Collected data

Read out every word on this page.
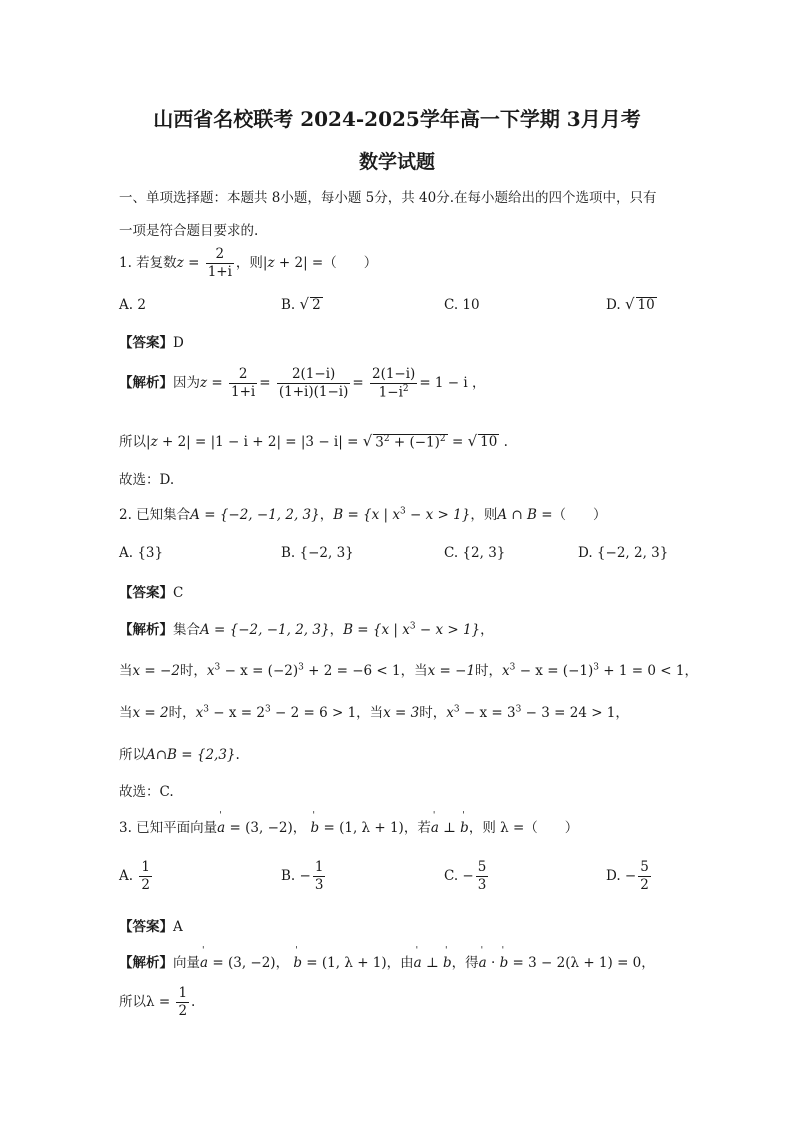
山西省名校联考 2024-2025学年高一下学期 3月月考
数学试题
一、单项选择题：本题共 8小题，每小题 5分，共 40分.在每小题给出的四个选项中，只有
一项是符合题目要求的.
1. 若复数$z = \frac{2}{1+i}$ ，则|z + 2| =（　　）
A. 2	B. √ 2	C. 10	D. √ 10
【答案】D
【解析】因为$z = \frac{2}{1+i} = \frac{2(1-i)}{(1+i)(1-i)} = \frac{2(1-i)}{1-i^2} = 1 - i$ ，
所以|z + 2| = |1 − i + 2| = |3 − i| = √ $3^2 + (-1)^2$ = √ 10 .
故选：D.
2. 已知集合A = {−2, −1, 2, 3}，B = {x | $x^3 - x > 1$}，则A ∩ B =（　　）
A. {3}	B. {−2, 3}	C. {2, 3}	D. {−2, 2, 3}
【答案】C
【解析】集合A = {−2, −1, 2, 3}，B = {x | $x^3 - x > 1$}，
当x = −2时，$x^3 - x = (-2)^3 + 2 = -6 < 1$，当x = −1时，$x^3 - x = (-1)^3 + 1 = 0 < 1$，
当x = 2时，$x^3 - x = 2^3 - 2 = 6 > 1$，当x = 3时，$x^3 - x = 3^3 - 3 = 24 > 1$，
所以A∩B = {2,3}.
故选：C.
3. 已知平面向量' a = (3, −2)， ' b = (1, λ + 1)，若' a ⊥ ' b，则 λ =（　　）
A. $\frac{1}{2}$	B. − $\frac{1}{3}$	C. − $\frac{5}{3}$	D. − $\frac{5}{2}$
【答案】A
【解析】向量' a = (3, −2)， ' b = (1, λ + 1)，由' a ⊥ ' b，得' a · ' b = 3 − 2(λ + 1) = 0，
所以$\lambda = \frac{1}{2}$ .
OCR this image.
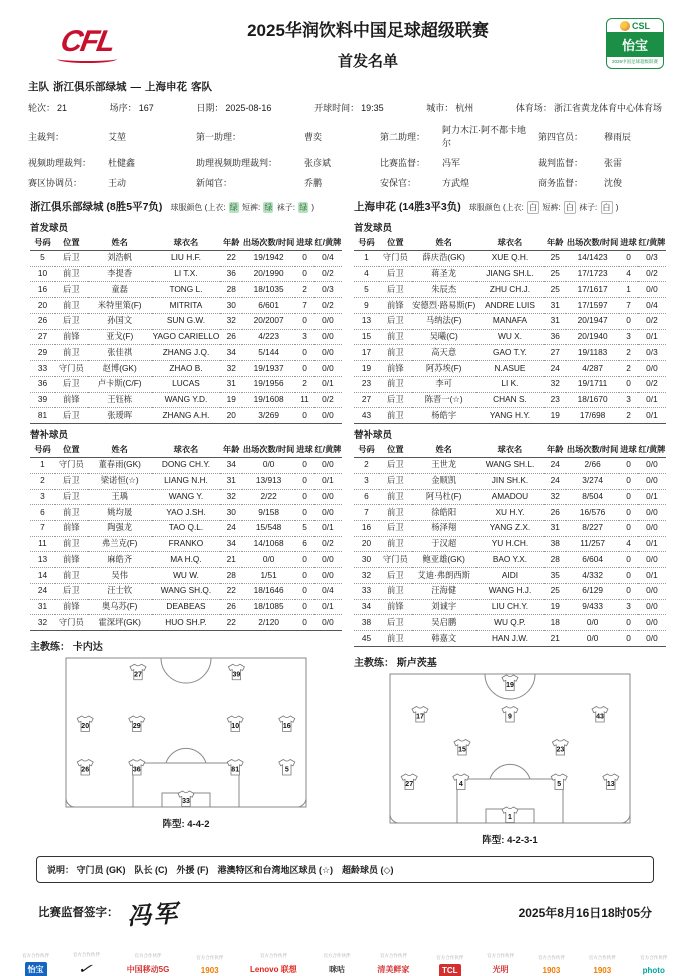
CFL	2025华润饮料中国足球超级联赛
首发名单
CSL
怡宝
2025中国足球超级联赛
主队 浙江俱乐部绿城 — 上海申花 客队
轮次： 21	场序： 167	日期： 2025-08-16	开球时间： 19:35	城市： 杭州	体育场： 浙江省黄龙体育中心体育场
主裁判：	艾堃	第一助理：	曹奕	第二助理：
阿力木江·阿不都卡地尔
第四官员：	穆雨辰
视频助理裁判：	杜健鑫	助理视频助理裁判：	张彦斌	比赛监督：	冯军	裁判监督：	张雷
赛区协调员：	王动	新闻官：	乔鹏	安保官：	方武煌	商务监督：	沈俊
浙江俱乐部绿城 (8胜5平7负) 球服颜色 (上衣: 绿 短裤: 绿 袜子: 绿 )
首发球员
号码	位置	姓名	球衣名	年龄	出场次数/时间	进球	红/黄牌
5	后卫	刘浩帆	LIU H.F.	22	19/1942	0	0/4
10	前卫	李提香	LI T.X.	36	20/1990	0	0/2
16	后卫	童磊	TONG L.	28	18/1035	2	0/3
20	前卫	米特里策(F)	MITRITA	30	6/601	7	0/2
26	后卫	孙国文	SUN G.W.	32	20/2007	0	0/0
27	前锋	亚戈(F)	YAGO CARIELLO	26	4/223	3	0/0
29	前卫	张佳祺	ZHANG J.Q.	34	5/144	0	0/0
33	守门员	赵博(GK)	ZHAO B.	32	19/1937	0	0/0
36	后卫	卢卡斯(C/F)	LUCAS	31	19/1956	2	0/1
39	前锋	王钰栋	WANG Y.D.	19	19/1608	11	0/2
81	后卫	张瑷晖	ZHANG A.H.	20	3/269	0	0/0
替补球员
号码	位置	姓名	球衣名	年龄	出场次数/时间	进球	红/黄牌
1	守门员	董春雨(GK)	DONG CH.Y.	34	0/0	0	0/0
2	后卫	梁诺恒(☆)	LIANG N.H.	31	13/913	0	0/1
3	后卫	王瑀	WANG Y.	32	2/22	0	0/0
6	前卫	姚均晟	YAO J.SH.	30	9/158	0	0/0
7	前锋	陶强龙	TAO Q.L.	24	15/548	5	0/1
11	前卫	弗兰克(F)	FRANKO	34	14/1068	6	0/2
13	前锋	麻皓齐	MA H.Q.	21	0/0	0	0/0
14	前卫	吴伟	WU W.	28	1/51	0	0/0
24	后卫	汪士钦	WANG SH.Q.	22	18/1646	0	0/4
31	前锋	奥乌苏(F)	DEABEAS	26	18/1085	0	0/1
32	守门员	霍深坪(GK)	HUO SH.P.	22	2/120	0	0/0
主教练： 卡内达
27	39
20	29	10	16
26	36	81	5
33
阵型: 4-4-2
上海申花 (14胜3平3负) 球服颜色 (上衣: 白 短裤: 白 袜子: 白 )
首发球员
号码	位置	姓名	球衣名	年龄	出场次数/时间	进球	红/黄牌
1	守门员	薛庆浩(GK)	XUE Q.H.	25	14/1423	0	0/3
4	后卫	蒋圣龙	JIANG SH.L.	25	17/1723	4	0/2
5	后卫	朱辰杰	ZHU CH.J.	25	17/1617	1	0/0
9	前锋	安德烈·路易斯(F)	ANDRE LUIS	31	17/1597	7	0/4
13	后卫	马纳法(F)	MANAFA	31	20/1947	0	0/2
15	前卫	吴曦(C)	WU X.	36	20/1940	3	0/1
17	前卫	高天意	GAO T.Y.	27	19/1183	2	0/3
19	前锋	阿苏埃(F)	N.ASUE	24	4/287	2	0/0
23	前卫	李可	LI K.	32	19/1711	0	0/2
27	后卫	陈晋一(☆)	CHAN S.	23	18/1670	3	0/1
43	前卫	杨皓宇	YANG H.Y.	19	17/698	2	0/1
替补球员
号码	位置	姓名	球衣名	年龄	出场次数/时间	进球	红/黄牌
2	后卫	王世龙	WANG SH.L.	24	2/66	0	0/0
3	后卫	金顺凯	JIN SH.K.	24	3/274	0	0/0
6	前卫	阿马杜(F)	AMADOU	32	8/504	0	0/1
7	前卫	徐皓阳	XU H.Y.	26	16/576	0	0/0
16	后卫	杨泽翔	YANG Z.X.	31	8/227	0	0/0
20	前卫	于汉超	YU H.CH.	38	11/257	4	0/1
30	守门员	鲍亚雄(GK)	BAO Y.X.	28	6/604	0	0/0
32	后卫	艾迪·弗朗西斯	AIDI	35	4/332	0	0/1
33	前卫	汪海健	WANG H.J.	25	6/129	0	0/0
34	前锋	刘诚宇	LIU CH.Y.	19	9/433	3	0/0
38	后卫	吴启鹏	WU Q.P.	18	0/0	0	0/0
45	前卫	韩嘉文	HAN J.W.	21	0/0	0	0/0
主教练： 斯卢茨基
19
17	9	43
15	23
27	4	5	13
1
阵型: 4-2-3-1
说明： 守门员 (GK)　队长 (C)　外援 (F)　港澳特区和台湾地区球员 (☆)　超龄球员 (◇)
比赛监督签字： 冯军	2025年8月16日18时05分
官方合作伙伴
怡宝
官方合作伙伴
✓
官方合作伙伴
中国移动5G
官方合作伙伴
1903
官方合作伙伴
Lenovo 联想
官方合作伙伴
咪咕
官方合作伙伴
清美鲜家
官方合作伙伴
TCL
官方合作伙伴
光明
官方合作伙伴
1903
官方合作伙伴
1903
官方合作伙伴
photo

§ **EXERCISE INSTRUCTIONS**
Look above for every line with the word "上海申花" and copy it.

§ **TASK RESULT**
主队 浙江俱乐部绿城 — 上海申花 客队
上海申花 (14胜3平3负) 球服颜色 (上衣: 白 短裤: 白 袜子: 白 )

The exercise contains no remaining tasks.